*DATOS DE ENTRADA*
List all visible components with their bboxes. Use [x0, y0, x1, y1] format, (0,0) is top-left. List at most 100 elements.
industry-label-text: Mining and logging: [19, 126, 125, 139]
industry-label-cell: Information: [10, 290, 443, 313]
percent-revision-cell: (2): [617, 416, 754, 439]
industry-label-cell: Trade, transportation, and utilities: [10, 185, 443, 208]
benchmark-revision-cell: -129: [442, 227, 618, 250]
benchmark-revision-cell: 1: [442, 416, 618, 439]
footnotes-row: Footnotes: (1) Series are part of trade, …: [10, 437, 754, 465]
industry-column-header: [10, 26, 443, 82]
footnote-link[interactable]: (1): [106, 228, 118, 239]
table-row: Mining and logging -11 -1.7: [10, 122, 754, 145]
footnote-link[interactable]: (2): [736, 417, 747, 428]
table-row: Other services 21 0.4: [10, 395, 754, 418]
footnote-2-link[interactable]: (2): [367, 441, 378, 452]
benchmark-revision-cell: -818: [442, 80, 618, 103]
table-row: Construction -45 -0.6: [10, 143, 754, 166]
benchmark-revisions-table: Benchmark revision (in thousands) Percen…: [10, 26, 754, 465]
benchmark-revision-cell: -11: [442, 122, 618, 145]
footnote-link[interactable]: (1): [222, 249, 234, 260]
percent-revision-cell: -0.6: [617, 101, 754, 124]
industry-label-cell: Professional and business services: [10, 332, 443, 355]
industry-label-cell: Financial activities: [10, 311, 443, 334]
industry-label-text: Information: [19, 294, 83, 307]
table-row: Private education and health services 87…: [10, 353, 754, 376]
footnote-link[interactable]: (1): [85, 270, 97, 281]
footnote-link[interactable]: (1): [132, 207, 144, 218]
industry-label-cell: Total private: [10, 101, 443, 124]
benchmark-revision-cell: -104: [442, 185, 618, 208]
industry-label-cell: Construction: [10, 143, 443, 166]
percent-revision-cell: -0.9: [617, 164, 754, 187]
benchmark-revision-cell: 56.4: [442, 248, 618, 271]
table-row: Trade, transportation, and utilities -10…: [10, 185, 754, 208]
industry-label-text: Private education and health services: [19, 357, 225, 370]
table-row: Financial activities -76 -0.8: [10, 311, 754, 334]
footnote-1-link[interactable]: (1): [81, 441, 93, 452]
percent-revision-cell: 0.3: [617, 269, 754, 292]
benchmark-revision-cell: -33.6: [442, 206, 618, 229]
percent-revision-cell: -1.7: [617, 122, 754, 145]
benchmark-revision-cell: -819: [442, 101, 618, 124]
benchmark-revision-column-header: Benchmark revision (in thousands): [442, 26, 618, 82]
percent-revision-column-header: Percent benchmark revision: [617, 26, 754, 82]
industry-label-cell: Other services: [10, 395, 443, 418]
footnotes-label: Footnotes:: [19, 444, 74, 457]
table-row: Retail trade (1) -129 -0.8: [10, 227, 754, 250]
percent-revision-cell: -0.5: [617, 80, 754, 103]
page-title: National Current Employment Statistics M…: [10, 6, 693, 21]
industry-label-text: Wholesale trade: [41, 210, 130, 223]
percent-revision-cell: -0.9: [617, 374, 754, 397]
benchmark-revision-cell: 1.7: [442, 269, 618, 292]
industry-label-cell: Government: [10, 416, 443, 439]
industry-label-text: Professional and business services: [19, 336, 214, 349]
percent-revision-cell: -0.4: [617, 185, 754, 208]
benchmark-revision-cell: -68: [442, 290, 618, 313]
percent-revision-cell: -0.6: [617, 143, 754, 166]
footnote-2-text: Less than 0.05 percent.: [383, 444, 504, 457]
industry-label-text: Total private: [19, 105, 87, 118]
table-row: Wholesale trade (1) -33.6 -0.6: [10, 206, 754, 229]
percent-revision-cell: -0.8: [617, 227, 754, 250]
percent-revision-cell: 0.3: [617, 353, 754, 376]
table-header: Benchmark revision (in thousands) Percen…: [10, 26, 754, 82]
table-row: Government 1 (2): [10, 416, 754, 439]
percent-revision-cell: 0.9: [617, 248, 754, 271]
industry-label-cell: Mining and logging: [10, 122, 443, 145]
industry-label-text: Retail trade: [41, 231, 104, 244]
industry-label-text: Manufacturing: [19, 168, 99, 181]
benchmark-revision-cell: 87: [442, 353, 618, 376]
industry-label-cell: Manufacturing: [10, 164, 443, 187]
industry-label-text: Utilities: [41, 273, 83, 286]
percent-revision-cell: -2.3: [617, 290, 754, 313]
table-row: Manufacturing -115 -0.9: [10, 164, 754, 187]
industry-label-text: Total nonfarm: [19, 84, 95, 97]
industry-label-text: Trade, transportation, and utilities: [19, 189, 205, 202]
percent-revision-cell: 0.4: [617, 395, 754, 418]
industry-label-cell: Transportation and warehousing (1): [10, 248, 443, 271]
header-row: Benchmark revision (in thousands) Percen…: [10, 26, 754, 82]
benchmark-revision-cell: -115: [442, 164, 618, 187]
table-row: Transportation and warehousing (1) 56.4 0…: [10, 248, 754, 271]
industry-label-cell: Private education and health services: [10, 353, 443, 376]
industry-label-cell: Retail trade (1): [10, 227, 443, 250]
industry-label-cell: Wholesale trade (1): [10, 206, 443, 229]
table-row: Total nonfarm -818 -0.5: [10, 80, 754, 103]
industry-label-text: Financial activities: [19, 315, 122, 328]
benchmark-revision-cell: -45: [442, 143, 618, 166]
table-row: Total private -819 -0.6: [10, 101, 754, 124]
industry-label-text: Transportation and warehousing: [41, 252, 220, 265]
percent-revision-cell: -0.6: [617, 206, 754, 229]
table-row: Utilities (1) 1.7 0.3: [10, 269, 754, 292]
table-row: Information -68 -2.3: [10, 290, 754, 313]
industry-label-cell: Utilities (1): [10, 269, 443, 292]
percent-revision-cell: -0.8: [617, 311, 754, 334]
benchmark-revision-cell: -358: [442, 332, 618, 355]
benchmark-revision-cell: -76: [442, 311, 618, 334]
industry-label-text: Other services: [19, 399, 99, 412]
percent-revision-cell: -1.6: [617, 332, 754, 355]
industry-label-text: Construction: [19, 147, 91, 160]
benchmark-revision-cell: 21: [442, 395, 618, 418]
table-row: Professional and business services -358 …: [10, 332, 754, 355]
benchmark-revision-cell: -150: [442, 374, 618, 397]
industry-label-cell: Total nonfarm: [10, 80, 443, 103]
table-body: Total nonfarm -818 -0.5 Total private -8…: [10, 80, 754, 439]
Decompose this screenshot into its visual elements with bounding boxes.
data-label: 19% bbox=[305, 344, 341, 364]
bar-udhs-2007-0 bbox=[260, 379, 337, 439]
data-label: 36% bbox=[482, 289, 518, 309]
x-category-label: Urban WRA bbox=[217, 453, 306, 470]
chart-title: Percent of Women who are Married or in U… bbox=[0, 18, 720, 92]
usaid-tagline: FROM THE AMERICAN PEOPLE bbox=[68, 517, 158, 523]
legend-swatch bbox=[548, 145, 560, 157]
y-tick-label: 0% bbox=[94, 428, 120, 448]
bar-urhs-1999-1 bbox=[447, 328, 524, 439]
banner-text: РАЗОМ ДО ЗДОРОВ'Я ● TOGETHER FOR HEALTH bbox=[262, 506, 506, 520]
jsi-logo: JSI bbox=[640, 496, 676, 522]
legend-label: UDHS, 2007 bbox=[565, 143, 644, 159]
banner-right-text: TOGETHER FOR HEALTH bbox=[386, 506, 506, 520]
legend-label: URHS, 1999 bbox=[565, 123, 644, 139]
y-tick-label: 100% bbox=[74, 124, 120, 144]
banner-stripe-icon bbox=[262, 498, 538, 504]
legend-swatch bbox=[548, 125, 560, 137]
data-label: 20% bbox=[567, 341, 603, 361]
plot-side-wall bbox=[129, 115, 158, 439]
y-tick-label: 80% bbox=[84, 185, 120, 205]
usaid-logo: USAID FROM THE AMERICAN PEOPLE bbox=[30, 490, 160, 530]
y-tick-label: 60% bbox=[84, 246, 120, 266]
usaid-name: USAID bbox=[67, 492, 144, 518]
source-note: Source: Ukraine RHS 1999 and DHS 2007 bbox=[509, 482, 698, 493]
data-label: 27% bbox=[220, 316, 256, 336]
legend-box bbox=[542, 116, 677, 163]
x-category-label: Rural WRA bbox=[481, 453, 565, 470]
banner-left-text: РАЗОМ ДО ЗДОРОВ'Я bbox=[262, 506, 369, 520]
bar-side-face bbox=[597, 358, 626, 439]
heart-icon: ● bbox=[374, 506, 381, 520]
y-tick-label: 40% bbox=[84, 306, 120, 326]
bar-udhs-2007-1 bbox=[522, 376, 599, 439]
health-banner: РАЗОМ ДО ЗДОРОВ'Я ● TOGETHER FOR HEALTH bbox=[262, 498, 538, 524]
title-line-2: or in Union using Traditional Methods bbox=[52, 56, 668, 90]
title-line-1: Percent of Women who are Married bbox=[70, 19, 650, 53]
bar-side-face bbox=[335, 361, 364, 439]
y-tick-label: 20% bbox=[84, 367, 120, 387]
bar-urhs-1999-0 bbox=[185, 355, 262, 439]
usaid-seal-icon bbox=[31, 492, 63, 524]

*TAREA PENDIENTE*
Transcribe sin cambios las filas desde la primera hasta la que contiene "industry-label-cell: Information: [10, 290, 443, 313]", ambas incluidas.

*RESPUESTA AL EJERCICIO*
List all visible components with their bboxes. Use [x0, y0, x1, y1] format, (0,0) is top-left. List at most 100 elements.
industry-label-text: Mining and logging: [19, 126, 125, 139]
industry-label-cell: Information: [10, 290, 443, 313]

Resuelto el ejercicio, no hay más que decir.